I just watched the coolest thing. Michele Obama rapping with Jay Pharoah in a bid to encourage young people aged 14-19 to prioritize college. It’s part of the ‘Better Make Room’ campaign and its merits are real. College does make a difference, if not to improve a young person’s knowledge and skills but to give them a leg up on other candidates for jobs where an education is a tick in the ‘acceptable for this position’ box. What’s really cool about this video is how seriously fun it is to see Mrs. President doing her thing. She is one suave lady, and I can’t imagine anyone else pulling this off.
But as I was watching it I did think - has it occurred to her (of course it has) and everyone else that maybe the reason young people aren’t prioritizing college is because of the cost? It’s expensive to get an education in this country, I don’t care what school you go to. And yes, you can make the case that once you graduate with that coveted degree you are much more employable and in a stronger position to pay that nasty student loan off. But are you, really? Young people are facing a wealth gap of massive proportions. No use going too far down that line in this piece and blaming the Boomers for setting up our youth to fail (I’m a Boomer, born in 1963), but the truth is, turning that debt into gain is going to be tougher as the years go. Say what you want about the uptick in the economy, young people are not facing a fat future.

DATASET:
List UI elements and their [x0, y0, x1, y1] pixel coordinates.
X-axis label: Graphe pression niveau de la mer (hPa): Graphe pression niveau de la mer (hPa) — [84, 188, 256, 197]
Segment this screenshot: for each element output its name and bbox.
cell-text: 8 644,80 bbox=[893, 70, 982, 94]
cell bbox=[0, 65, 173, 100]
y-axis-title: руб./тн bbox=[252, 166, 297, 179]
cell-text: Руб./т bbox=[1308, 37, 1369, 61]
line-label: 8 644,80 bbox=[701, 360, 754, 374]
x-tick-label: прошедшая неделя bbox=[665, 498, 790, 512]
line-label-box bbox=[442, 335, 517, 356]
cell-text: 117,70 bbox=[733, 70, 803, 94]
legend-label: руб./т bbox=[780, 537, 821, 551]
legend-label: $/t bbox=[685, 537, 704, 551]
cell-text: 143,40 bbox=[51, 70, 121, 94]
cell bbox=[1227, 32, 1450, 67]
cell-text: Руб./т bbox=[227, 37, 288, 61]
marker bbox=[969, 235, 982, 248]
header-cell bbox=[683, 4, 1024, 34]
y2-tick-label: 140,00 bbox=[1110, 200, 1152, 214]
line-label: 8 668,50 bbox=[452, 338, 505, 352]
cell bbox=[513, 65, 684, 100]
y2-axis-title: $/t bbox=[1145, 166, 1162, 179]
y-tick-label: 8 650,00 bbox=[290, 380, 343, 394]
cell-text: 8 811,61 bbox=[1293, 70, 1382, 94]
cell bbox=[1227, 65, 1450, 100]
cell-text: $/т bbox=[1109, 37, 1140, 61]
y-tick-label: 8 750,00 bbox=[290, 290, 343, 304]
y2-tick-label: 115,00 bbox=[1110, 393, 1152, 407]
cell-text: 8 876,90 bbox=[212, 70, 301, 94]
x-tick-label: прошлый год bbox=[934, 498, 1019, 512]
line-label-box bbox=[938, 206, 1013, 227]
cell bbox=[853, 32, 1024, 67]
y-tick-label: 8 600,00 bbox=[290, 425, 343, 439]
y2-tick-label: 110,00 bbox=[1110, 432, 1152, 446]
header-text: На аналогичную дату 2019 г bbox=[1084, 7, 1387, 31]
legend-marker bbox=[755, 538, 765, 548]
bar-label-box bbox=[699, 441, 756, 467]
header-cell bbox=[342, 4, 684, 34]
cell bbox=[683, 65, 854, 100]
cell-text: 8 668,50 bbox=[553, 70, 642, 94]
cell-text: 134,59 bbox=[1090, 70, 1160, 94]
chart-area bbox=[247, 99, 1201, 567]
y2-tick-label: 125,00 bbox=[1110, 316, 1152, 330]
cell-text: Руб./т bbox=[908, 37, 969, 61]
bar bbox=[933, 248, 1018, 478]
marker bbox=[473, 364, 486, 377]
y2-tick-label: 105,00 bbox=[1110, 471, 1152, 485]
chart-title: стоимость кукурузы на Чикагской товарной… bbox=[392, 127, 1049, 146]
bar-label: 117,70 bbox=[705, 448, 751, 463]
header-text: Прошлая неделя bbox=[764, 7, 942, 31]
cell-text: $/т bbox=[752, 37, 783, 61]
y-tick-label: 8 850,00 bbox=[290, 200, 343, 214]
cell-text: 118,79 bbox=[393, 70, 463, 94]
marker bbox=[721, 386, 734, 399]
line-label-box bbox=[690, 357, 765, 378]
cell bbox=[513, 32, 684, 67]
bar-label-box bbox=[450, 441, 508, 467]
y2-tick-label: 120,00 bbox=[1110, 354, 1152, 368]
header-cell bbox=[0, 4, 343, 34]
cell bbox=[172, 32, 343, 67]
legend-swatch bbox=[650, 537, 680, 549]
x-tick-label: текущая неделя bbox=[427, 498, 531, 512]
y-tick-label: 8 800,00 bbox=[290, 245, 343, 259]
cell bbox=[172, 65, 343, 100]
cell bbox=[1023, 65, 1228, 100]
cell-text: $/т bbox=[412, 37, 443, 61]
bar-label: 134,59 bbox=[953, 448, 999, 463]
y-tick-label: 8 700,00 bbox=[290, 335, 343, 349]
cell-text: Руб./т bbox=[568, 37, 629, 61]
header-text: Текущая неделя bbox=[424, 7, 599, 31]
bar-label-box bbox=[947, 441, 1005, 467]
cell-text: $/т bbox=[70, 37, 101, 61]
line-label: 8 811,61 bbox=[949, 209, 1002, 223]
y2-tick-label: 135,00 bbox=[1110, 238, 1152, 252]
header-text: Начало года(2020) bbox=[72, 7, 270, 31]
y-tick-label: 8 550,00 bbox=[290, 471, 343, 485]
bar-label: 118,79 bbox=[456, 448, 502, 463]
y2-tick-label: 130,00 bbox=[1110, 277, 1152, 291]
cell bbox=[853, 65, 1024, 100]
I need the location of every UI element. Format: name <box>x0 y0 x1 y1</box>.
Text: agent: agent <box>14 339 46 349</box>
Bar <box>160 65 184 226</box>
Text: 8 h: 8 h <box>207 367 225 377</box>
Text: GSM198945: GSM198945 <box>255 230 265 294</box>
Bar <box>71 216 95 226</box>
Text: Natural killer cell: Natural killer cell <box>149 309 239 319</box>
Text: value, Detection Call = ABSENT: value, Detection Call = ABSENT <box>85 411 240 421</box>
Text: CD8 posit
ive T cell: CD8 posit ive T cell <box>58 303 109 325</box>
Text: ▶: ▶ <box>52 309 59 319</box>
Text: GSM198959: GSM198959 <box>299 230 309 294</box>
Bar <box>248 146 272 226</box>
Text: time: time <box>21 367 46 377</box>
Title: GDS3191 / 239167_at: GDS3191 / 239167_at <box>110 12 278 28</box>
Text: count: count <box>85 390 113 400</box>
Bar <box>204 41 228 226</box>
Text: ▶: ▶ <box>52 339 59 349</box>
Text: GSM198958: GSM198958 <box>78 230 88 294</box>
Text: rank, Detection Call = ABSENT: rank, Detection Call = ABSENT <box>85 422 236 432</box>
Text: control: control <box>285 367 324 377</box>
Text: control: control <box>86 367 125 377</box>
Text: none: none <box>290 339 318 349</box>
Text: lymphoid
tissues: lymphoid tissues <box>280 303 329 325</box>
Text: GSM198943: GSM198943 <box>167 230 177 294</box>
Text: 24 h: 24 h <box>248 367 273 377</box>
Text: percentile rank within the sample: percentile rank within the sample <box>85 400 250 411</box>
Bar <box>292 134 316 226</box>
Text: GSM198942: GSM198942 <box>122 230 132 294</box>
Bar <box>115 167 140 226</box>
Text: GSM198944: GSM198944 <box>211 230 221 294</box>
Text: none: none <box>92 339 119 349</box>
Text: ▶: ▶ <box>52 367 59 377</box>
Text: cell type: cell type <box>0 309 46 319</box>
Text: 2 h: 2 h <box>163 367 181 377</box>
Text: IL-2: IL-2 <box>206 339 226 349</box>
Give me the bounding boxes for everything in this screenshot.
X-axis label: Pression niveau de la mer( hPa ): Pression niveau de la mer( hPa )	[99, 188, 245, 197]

WORK REQUIRED:
Resume the blog post about Michelle Obama's college rap video and the cost of college, picking up right after its last sentence.

OUTPUT FOR THIS EXERCISE:
There is also the other concept. Does an education pay? Well, I think it does for all the obvious reasons. But there are a whole host of young men and women that have bucked this system and jumped on the ‘start-up’ train. And why not? With crowd funding options and great case studies out there, never mind Shark Tank, the allure of hitting it big with the next Facebook doesn’t seem so far out of reach. Plus, it might be more fun than going to college.
Here’s the thing…
I think an education is priceless on one hand and yet way too expensive on the other. I’m not sure how to fix it, but if I was faced with hundreds of thousands of dollars of debt before I even reached the ripe age of 25 I might turn up my nose at school too. I hope our elected officials can start figuring out how to make it affordable for young people to learn because if they don't, no amount of ‘room’ is going to help our youth forward.